◆ WORK REQUIRED: Pick out the lines below with "coordinate" and list them.

◆ PROVIDED MATERIAL:
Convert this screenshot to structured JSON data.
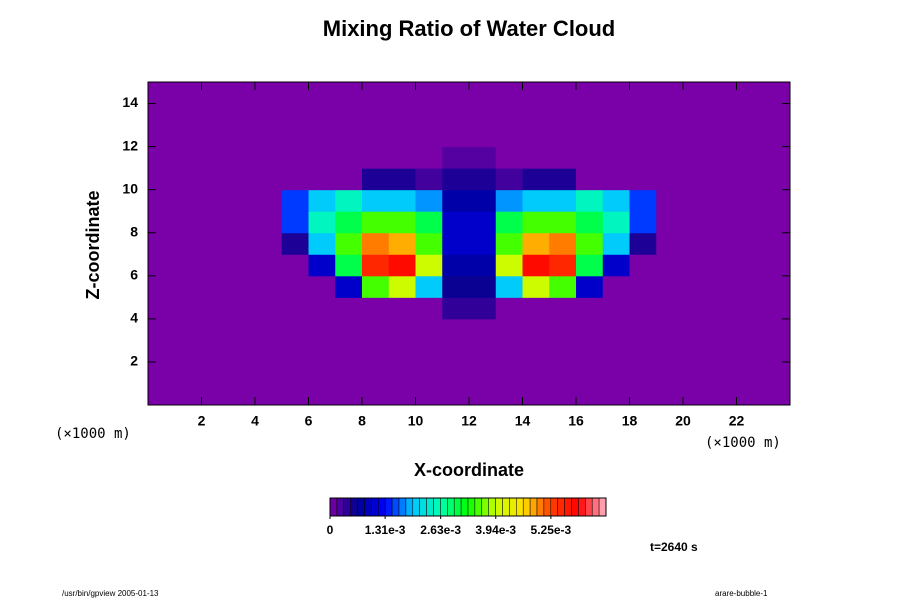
{
  "chart_data": {
    "type": "heatmap",
    "title": "Mixing Ratio of Water Cloud",
    "xlabel": "X-coordinate",
    "ylabel": "Z-coordinate",
    "x_unit": "(×1000 m)",
    "y_unit": "(×1000 m)",
    "time_label": "t=2640 s",
    "footer_left": "/usr/bin/gpview 2005-01-13",
    "footer_right": "arare-bubble-1",
    "xlim": [
      0,
      24
    ],
    "ylim": [
      0,
      15
    ],
    "xticks": [
      2,
      4,
      6,
      8,
      10,
      12,
      14,
      16,
      18,
      20,
      22
    ],
    "yticks": [
      2,
      4,
      6,
      8,
      10,
      12,
      14
    ],
    "x_edges": [
      0,
      1,
      2,
      3,
      4,
      5,
      6,
      7,
      8,
      9,
      10,
      11,
      12,
      13,
      14,
      15,
      16,
      17,
      18,
      19,
      20,
      21,
      22,
      23,
      24
    ],
    "y_edges": [
      0,
      1,
      2,
      3,
      4,
      5,
      6,
      7,
      8,
      9,
      10,
      11,
      12,
      13,
      14,
      15
    ],
    "values": [
      [
        0,
        0,
        0,
        0,
        0,
        0,
        0,
        0,
        0,
        0,
        0,
        0,
        0,
        0,
        0,
        0,
        0,
        0,
        0,
        0,
        0,
        0,
        0,
        0
      ],
      [
        0,
        0,
        0,
        0,
        0,
        0,
        0,
        0,
        0,
        0,
        0,
        0,
        0,
        0,
        0,
        0,
        0,
        0,
        0,
        0,
        0,
        0,
        0,
        0
      ],
      [
        0,
        0,
        0,
        0,
        0,
        0,
        0,
        0,
        0,
        0,
        0,
        0,
        0,
        0,
        0,
        0,
        0,
        0,
        0,
        0,
        0,
        0,
        0,
        0
      ],
      [
        0,
        0,
        0,
        0,
        0,
        0,
        0,
        0,
        0,
        0,
        0,
        0,
        0,
        0,
        0,
        0,
        0,
        0,
        0,
        0,
        0,
        0,
        0,
        0
      ],
      [
        0,
        0,
        0,
        0,
        0,
        0,
        0,
        0,
        0,
        0,
        0,
        0.0004,
        0.0004,
        0,
        0,
        0,
        0,
        0,
        0,
        0,
        0,
        0,
        0,
        0
      ],
      [
        0,
        0,
        0,
        0,
        0,
        0,
        0,
        0.001,
        0.0035,
        0.004,
        0.002,
        0.0006,
        0.0006,
        0.002,
        0.004,
        0.0035,
        0.001,
        0,
        0,
        0,
        0,
        0,
        0,
        0
      ],
      [
        0,
        0,
        0,
        0,
        0,
        0,
        0.001,
        0.003,
        0.0055,
        0.0058,
        0.004,
        0.0008,
        0.0008,
        0.004,
        0.0058,
        0.0055,
        0.003,
        0.001,
        0,
        0,
        0,
        0,
        0,
        0
      ],
      [
        0,
        0,
        0,
        0,
        0,
        0.0005,
        0.002,
        0.0035,
        0.005,
        0.0048,
        0.0035,
        0.001,
        0.001,
        0.0035,
        0.0048,
        0.005,
        0.0035,
        0.002,
        0.0005,
        0,
        0,
        0,
        0,
        0
      ],
      [
        0,
        0,
        0,
        0,
        0,
        0.0015,
        0.0025,
        0.003,
        0.0035,
        0.0035,
        0.003,
        0.001,
        0.001,
        0.003,
        0.0035,
        0.0035,
        0.003,
        0.0025,
        0.0015,
        0,
        0,
        0,
        0,
        0
      ],
      [
        0,
        0,
        0,
        0,
        0,
        0.0015,
        0.002,
        0.0025,
        0.002,
        0.002,
        0.0018,
        0.0008,
        0.0008,
        0.0018,
        0.002,
        0.002,
        0.0025,
        0.002,
        0.0015,
        0,
        0,
        0,
        0,
        0
      ],
      [
        0,
        0,
        0,
        0,
        0,
        0,
        0,
        0,
        0.0005,
        0.0005,
        0.0003,
        0.0005,
        0.0005,
        0.0003,
        0.0005,
        0.0005,
        0,
        0,
        0,
        0,
        0,
        0,
        0,
        0
      ],
      [
        0,
        0,
        0,
        0,
        0,
        0,
        0,
        0,
        0,
        0,
        0,
        0.0002,
        0.0002,
        0,
        0,
        0,
        0,
        0,
        0,
        0,
        0,
        0,
        0,
        0
      ],
      [
        0,
        0,
        0,
        0,
        0,
        0,
        0,
        0,
        0,
        0,
        0,
        0,
        0,
        0,
        0,
        0,
        0,
        0,
        0,
        0,
        0,
        0,
        0,
        0
      ],
      [
        0,
        0,
        0,
        0,
        0,
        0,
        0,
        0,
        0,
        0,
        0,
        0,
        0,
        0,
        0,
        0,
        0,
        0,
        0,
        0,
        0,
        0,
        0,
        0
      ],
      [
        0,
        0,
        0,
        0,
        0,
        0,
        0,
        0,
        0,
        0,
        0,
        0,
        0,
        0,
        0,
        0,
        0,
        0,
        0,
        0,
        0,
        0,
        0,
        0
      ]
    ],
    "clim": [
      0,
      0.00656
    ],
    "colorbar_ticks": [
      0,
      {
        "value": 0.00131,
        "label": "1.31e-3"
      },
      {
        "value": 0.00263,
        "label": "2.63e-3"
      },
      {
        "value": 0.00394,
        "label": "3.94e-3"
      },
      {
        "value": 0.00525,
        "label": "5.25e-3"
      }
    ],
    "colors": [
      "#7a00a8",
      "#000090",
      "#0000ff",
      "#00c8ff",
      "#00ffb0",
      "#00ff00",
      "#c8ff00",
      "#ffe000",
      "#ff4000",
      "#ff0000",
      "#ffb4c8"
    ]
  }
}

◆ EXPECTED ANSWER:
    "xlabel": "X-coordinate",
    "ylabel": "Z-coordinate",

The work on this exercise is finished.